— START RECORDS PROVIDED —

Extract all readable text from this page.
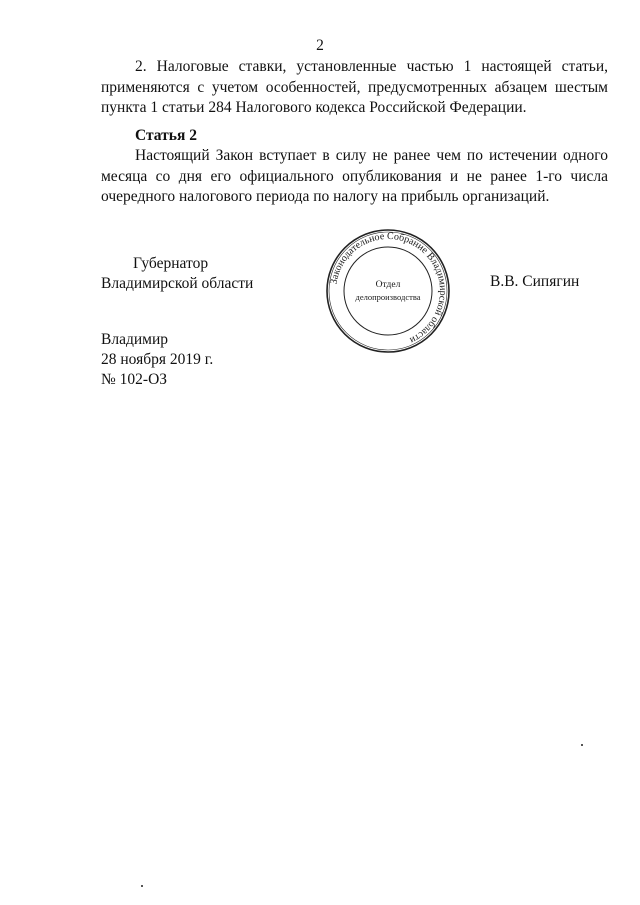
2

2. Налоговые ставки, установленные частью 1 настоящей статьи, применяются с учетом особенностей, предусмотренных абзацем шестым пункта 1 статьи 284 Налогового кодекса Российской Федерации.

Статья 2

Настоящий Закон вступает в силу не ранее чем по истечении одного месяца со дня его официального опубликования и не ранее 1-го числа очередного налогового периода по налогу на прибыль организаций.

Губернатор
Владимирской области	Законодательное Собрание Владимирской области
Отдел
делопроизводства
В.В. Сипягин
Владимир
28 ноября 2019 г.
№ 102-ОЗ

— END RECORDS PROVIDED —
— START RECORDS PROVIDED —

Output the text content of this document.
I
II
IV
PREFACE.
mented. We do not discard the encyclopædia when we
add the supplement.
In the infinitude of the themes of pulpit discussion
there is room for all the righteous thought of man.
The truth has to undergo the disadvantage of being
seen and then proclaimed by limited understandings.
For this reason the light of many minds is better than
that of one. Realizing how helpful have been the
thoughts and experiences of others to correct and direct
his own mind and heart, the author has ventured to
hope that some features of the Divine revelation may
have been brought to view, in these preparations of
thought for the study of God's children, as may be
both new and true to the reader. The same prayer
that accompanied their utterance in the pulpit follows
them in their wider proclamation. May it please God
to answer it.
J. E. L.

— END RECORDS PROVIDED —
— START RECORDS PROVIDED —

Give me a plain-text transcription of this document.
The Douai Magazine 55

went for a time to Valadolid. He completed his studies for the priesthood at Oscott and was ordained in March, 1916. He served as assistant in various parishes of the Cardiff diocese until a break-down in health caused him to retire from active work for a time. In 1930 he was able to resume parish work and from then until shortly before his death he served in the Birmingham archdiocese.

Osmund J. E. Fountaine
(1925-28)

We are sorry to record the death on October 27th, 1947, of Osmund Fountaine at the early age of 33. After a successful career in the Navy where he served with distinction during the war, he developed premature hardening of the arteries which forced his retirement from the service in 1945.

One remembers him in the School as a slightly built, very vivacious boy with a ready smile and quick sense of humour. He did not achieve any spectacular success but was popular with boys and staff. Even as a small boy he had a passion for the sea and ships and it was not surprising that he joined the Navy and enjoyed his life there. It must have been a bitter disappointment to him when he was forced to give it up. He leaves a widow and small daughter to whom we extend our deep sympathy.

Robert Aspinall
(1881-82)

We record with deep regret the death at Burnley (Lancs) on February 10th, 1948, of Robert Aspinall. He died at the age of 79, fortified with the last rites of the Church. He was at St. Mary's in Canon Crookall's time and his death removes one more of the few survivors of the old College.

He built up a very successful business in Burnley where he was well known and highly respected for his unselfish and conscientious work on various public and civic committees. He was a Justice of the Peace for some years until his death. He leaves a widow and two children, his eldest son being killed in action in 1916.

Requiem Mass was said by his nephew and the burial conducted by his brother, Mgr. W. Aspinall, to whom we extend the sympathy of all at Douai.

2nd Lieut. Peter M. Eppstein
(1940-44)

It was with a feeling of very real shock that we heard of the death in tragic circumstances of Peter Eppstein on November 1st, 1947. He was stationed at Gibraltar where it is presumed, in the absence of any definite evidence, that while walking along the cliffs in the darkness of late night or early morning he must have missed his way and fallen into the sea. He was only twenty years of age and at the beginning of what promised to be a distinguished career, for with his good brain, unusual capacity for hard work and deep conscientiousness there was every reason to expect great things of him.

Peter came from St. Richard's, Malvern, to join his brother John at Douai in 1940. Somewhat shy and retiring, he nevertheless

— END RECORDS PROVIDED —

Scan the listing above and identify each line holding the string "brother"; copy every such line.

Requiem Mass was said by his nephew and the burial conducted by his brother, Mgr. W. Aspinall, to whom we extend the sympathy of all at Douai.
Peter came from St. Richard's, Malvern, to join his brother John at Douai in 1940. Somewhat shy and retiring, he nevertheless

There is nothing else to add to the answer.